**Work to do**
Word for word, restate every line of the listing that follows.

____________________

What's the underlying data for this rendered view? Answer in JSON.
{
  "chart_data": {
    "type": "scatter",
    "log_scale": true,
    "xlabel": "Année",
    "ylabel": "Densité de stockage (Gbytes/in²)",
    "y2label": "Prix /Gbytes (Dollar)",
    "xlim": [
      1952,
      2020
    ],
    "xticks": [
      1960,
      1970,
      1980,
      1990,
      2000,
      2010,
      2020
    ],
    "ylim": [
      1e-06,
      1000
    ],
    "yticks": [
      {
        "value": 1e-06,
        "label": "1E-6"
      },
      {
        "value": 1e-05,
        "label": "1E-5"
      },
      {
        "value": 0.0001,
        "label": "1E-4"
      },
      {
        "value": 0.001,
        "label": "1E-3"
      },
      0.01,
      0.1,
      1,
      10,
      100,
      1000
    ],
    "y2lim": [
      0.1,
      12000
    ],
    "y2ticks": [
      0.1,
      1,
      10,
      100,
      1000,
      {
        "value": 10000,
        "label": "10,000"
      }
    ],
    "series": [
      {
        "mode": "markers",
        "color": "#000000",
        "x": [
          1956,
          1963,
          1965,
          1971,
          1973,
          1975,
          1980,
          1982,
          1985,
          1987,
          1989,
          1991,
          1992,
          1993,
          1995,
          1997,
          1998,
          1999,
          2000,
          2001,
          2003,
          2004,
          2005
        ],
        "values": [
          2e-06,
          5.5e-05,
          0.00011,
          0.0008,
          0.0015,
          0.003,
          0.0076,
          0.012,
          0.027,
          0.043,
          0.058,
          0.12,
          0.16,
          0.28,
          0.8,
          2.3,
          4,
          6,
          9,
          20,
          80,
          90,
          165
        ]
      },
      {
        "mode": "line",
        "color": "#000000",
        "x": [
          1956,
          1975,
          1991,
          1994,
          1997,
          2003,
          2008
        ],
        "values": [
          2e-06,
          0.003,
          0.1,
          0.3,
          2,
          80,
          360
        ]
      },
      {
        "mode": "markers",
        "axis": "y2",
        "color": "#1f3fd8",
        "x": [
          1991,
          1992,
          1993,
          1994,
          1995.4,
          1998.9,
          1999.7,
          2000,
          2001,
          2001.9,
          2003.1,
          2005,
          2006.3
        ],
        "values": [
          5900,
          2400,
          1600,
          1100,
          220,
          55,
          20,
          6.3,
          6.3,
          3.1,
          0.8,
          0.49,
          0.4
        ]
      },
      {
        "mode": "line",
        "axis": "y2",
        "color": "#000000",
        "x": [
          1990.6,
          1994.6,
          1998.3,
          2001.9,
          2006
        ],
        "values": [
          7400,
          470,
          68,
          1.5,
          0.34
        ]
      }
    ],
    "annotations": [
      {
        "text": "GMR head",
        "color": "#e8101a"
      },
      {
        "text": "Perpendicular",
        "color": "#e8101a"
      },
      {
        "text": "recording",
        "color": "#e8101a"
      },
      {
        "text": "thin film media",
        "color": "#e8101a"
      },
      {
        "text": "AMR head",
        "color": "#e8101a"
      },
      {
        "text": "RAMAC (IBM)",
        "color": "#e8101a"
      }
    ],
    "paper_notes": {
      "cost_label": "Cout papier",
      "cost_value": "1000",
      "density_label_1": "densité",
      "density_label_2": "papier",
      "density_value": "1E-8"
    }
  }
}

____________________

**Reply**
What's the underlying data for this rendered view? Answer in JSON.
{
  "chart_data": {
    "type": "scatter",
    "log_scale": true,
    "xlabel": "Année",
    "ylabel": "Densité de stockage (Gbytes/in²)",
    "y2label": "Prix /Gbytes (Dollar)",
    "xlim": [
      1952,
      2020
    ],
    "xticks": [
      1960,
      1970,
      1980,
      1990,
      2000,
      2010,
      2020
    ],
    "ylim": [
      1e-06,
      1000
    ],
    "yticks": [
      {
        "value": 1e-06,
        "label": "1E-6"
      },
      {
        "value": 1e-05,
        "label": "1E-5"
      },
      {
        "value": 0.0001,
        "label": "1E-4"
      },
      {
        "value": 0.001,
        "label": "1E-3"
      },
      0.01,
      0.1,
      1,
      10,
      100,
      1000
    ],
    "y2lim": [
      0.1,
      12000
    ],
    "y2ticks": [
      0.1,
      1,
      10,
      100,
      1000,
      {
        "value": 10000,
        "label": "10,000"
      }
    ],
    "series": [
      {
        "mode": "markers",
        "color": "#000000",
        "x": [
          1956,
          1963,
          1965,
          1971,
          1973,
          1975,
          1980,
          1982,
          1985,
          1987,
          1989,
          1991,
          1992,
          1993,
          1995,
          1997,
          1998,
          1999,
          2000,
          2001,
          2003,
          2004,
          2005
        ],
        "values": [
          2e-06,
          5.5e-05,
          0.00011,
          0.0008,
          0.0015,
          0.003,
          0.0076,
          0.012,
          0.027,
          0.043,
          0.058,
          0.12,
          0.16,
          0.28,
          0.8,
          2.3,
          4,
          6,
          9,
          20,
          80,
          90,
          165
        ]
      },
      {
        "mode": "line",
        "color": "#000000",
        "x": [
          1956,
          1975,
          1991,
          1994,
          1997,
          2003,
          2008
        ],
        "values": [
          2e-06,
          0.003,
          0.1,
          0.3,
          2,
          80,
          360
        ]
      },
      {
        "mode": "markers",
        "axis": "y2",
        "color": "#1f3fd8",
        "x": [
          1991,
          1992,
          1993,
          1994,
          1995.4,
          1998.9,
          1999.7,
          2000,
          2001,
          2001.9,
          2003.1,
          2005,
          2006.3
        ],
        "values": [
          5900,
          2400,
          1600,
          1100,
          220,
          55,
          20,
          6.3,
          6.3,
          3.1,
          0.8,
          0.49,
          0.4
        ]
      },
      {
        "mode": "line",
        "axis": "y2",
        "color": "#000000",
        "x": [
          1990.6,
          1994.6,
          1998.3,
          2001.9,
          2006
        ],
        "values": [
          7400,
          470,
          68,
          1.5,
          0.34
        ]
      }
    ],
    "annotations": [
      {
        "text": "GMR head",
        "color": "#e8101a"
      },
      {
        "text": "Perpendicular",
        "color": "#e8101a"
      },
      {
        "text": "recording",
        "color": "#e8101a"
      },
      {
        "text": "thin film media",
        "color": "#e8101a"
      },
      {
        "text": "AMR head",
        "color": "#e8101a"
      },
      {
        "text": "RAMAC (IBM)",
        "color": "#e8101a"
      }
    ],
    "paper_notes": {
      "cost_label": "Cout papier",
      "cost_value": "1000",
      "density_label_1": "densité",
      "density_label_2": "papier",
      "density_value": "1E-8"
    }
  }
}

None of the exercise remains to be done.